>>>

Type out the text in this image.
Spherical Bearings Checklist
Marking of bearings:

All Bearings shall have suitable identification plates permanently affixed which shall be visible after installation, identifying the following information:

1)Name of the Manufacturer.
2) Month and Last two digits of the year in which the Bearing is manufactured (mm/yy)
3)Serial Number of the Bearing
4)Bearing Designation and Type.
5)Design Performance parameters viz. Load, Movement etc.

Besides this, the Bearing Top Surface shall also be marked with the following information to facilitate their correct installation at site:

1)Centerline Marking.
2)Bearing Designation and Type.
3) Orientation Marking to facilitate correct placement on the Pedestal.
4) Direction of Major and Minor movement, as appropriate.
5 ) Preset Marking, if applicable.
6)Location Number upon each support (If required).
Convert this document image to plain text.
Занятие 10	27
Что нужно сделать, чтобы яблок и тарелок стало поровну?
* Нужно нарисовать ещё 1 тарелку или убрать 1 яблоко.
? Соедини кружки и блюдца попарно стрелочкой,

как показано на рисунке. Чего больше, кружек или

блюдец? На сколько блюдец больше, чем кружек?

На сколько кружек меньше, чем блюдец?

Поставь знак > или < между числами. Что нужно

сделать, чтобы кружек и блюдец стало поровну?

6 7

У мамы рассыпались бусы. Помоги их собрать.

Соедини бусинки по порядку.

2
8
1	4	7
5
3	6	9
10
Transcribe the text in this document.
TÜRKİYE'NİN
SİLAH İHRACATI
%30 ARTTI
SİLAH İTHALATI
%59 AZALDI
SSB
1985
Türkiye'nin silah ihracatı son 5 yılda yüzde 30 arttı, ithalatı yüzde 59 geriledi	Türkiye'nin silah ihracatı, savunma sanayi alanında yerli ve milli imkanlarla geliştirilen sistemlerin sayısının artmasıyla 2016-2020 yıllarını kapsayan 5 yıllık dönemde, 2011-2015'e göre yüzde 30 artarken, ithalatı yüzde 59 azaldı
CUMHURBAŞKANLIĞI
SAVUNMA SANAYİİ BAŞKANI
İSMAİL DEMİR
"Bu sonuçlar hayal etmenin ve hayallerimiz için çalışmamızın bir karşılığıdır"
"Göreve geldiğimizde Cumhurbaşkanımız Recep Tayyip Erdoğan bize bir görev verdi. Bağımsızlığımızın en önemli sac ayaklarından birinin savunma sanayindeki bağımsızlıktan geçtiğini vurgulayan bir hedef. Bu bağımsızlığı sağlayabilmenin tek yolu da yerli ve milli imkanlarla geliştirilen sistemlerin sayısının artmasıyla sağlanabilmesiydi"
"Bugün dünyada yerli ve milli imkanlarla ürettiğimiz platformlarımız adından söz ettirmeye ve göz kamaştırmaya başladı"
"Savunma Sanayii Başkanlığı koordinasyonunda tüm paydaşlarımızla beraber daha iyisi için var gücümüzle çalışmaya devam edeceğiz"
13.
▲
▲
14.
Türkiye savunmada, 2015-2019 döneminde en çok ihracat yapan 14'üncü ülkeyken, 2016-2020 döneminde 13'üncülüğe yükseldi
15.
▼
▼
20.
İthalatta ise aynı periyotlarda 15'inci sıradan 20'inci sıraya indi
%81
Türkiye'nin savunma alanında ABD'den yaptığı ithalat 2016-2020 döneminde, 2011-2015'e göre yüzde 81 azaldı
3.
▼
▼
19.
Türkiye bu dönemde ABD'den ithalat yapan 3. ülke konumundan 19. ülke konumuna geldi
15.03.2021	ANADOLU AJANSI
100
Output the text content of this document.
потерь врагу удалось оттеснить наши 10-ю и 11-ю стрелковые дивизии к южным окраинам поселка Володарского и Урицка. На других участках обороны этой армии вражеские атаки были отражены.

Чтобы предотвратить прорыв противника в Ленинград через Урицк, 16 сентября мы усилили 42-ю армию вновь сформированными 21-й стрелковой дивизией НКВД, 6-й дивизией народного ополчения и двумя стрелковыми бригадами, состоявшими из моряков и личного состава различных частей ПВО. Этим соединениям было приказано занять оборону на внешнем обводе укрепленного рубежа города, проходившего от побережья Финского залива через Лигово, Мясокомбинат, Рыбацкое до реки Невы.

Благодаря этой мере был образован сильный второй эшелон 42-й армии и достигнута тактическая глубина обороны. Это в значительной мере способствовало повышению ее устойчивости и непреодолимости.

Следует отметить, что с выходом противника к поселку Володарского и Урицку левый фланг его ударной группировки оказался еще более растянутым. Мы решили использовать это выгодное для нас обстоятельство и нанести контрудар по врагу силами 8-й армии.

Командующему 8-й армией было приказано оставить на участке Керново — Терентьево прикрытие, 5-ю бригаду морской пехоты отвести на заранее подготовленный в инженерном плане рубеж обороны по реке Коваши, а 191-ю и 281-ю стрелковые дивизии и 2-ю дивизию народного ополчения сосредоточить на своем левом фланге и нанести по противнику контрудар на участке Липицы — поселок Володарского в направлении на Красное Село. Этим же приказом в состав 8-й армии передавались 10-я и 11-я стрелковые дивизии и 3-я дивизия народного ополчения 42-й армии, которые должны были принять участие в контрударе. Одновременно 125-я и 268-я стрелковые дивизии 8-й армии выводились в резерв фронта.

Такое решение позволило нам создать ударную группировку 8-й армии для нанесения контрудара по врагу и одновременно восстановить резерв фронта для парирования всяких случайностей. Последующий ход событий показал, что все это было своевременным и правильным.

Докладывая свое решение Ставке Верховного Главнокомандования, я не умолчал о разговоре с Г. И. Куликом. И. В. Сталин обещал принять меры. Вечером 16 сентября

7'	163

<<<
>>>

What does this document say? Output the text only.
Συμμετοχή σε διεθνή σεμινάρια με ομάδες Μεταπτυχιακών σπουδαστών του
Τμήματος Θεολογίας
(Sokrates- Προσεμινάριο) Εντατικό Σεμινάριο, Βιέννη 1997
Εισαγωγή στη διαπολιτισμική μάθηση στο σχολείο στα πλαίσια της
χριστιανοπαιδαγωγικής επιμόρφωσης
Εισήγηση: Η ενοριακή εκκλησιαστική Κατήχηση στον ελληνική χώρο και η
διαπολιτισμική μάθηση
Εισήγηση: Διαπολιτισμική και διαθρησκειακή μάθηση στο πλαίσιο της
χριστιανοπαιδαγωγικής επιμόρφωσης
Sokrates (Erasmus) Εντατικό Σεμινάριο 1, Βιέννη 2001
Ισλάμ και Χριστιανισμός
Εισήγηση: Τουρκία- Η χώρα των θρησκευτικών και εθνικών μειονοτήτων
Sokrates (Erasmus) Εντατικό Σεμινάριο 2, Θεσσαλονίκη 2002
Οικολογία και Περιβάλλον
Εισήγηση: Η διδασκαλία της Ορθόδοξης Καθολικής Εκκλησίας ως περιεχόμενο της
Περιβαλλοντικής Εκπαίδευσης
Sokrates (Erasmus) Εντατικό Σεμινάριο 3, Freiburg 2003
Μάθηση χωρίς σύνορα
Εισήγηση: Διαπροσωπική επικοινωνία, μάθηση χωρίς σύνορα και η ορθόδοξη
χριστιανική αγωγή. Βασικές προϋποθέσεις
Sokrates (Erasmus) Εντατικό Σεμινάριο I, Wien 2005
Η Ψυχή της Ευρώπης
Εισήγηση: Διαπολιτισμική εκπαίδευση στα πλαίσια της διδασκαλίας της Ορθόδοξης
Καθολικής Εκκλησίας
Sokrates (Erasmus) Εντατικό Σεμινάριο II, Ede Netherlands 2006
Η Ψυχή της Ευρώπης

<<<

Exercise →
Filter the records down to the lines that contain the string "image", and copy those lines.

Written answer →
Type out the text in this image.
Convert this document image to plain text.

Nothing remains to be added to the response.